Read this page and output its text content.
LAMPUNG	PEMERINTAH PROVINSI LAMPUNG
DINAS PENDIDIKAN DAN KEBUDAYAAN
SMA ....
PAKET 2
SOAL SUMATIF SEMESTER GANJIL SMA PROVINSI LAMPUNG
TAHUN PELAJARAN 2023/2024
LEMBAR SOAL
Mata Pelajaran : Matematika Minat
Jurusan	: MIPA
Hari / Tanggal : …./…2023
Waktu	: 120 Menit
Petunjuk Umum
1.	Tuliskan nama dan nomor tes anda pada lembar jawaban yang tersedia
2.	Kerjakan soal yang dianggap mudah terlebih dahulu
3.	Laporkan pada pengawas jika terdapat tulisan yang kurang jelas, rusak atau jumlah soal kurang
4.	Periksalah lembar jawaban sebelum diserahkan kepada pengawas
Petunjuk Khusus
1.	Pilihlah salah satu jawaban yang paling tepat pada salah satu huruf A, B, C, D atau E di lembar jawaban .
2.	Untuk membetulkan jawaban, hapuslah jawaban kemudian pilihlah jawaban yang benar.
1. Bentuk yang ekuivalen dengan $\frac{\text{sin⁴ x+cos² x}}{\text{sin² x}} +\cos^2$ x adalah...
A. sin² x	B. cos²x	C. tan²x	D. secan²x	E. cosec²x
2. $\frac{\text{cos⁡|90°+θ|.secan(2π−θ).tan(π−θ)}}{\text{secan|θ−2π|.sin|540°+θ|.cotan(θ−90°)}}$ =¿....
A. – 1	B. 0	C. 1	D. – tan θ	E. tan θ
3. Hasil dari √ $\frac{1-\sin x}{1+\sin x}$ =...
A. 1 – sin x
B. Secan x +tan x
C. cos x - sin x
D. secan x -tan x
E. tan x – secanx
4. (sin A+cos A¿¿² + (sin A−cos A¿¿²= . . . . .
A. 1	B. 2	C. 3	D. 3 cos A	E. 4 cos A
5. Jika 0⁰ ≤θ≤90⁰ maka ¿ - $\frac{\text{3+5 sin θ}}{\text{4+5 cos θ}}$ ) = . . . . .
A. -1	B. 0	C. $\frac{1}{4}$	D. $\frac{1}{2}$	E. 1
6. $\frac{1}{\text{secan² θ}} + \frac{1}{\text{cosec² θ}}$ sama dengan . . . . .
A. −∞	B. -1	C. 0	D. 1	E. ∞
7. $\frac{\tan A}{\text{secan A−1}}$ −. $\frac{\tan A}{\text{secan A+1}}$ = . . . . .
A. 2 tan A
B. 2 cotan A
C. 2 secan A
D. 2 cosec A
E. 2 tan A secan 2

Problem details:
Copy every line of the material, please, keeping it exactly the same.

Output for this exercise:
Read this page and output its text content.
LAMPUNG	PEMERINTAH PROVINSI LAMPUNG
DINAS PENDIDIKAN DAN KEBUDAYAAN
SMA ....
PAKET 2
SOAL SUMATIF SEMESTER GANJIL SMA PROVINSI LAMPUNG
TAHUN PELAJARAN 2023/2024
LEMBAR SOAL
Mata Pelajaran : Matematika Minat
Jurusan	: MIPA
Hari / Tanggal : …./…2023
Waktu	: 120 Menit
Petunjuk Umum
1.	Tuliskan nama dan nomor tes anda pada lembar jawaban yang tersedia
2.	Kerjakan soal yang dianggap mudah terlebih dahulu
3.	Laporkan pada pengawas jika terdapat tulisan yang kurang jelas, rusak atau jumlah soal kurang
4.	Periksalah lembar jawaban sebelum diserahkan kepada pengawas
Petunjuk Khusus
1.	Pilihlah salah satu jawaban yang paling tepat pada salah satu huruf A, B, C, D atau E di lembar jawaban .
2.	Untuk membetulkan jawaban, hapuslah jawaban kemudian pilihlah jawaban yang benar.
1. Bentuk yang ekuivalen dengan $\frac{\text{sin⁴ x+cos² x}}{\text{sin² x}} +\cos^2$ x adalah...
A. sin² x	B. cos²x	C. tan²x	D. secan²x	E. cosec²x
2. $\frac{\text{cos⁡|90°+θ|.secan(2π−θ).tan(π−θ)}}{\text{secan|θ−2π|.sin|540°+θ|.cotan(θ−90°)}}$ =¿....
A. – 1	B. 0	C. 1	D. – tan θ	E. tan θ
3. Hasil dari √ $\frac{1-\sin x}{1+\sin x}$ =...
A. 1 – sin x
B. Secan x +tan x
C. cos x - sin x
D. secan x -tan x
E. tan x – secanx
4. (sin A+cos A¿¿² + (sin A−cos A¿¿²= . . . . .
A. 1	B. 2	C. 3	D. 3 cos A	E. 4 cos A
5. Jika 0⁰ ≤θ≤90⁰ maka ¿ - $\frac{\text{3+5 sin θ}}{\text{4+5 cos θ}}$ ) = . . . . .
A. -1	B. 0	C. $\frac{1}{4}$	D. $\frac{1}{2}$	E. 1
6. $\frac{1}{\text{secan² θ}} + \frac{1}{\text{cosec² θ}}$ sama dengan . . . . .
A. −∞	B. -1	C. 0	D. 1	E. ∞
7. $\frac{\tan A}{\text{secan A−1}}$ −. $\frac{\tan A}{\text{secan A+1}}$ = . . . . .
A. 2 tan A
B. 2 cotan A
C. 2 secan A
D. 2 cosec A
E. 2 tan A secan 2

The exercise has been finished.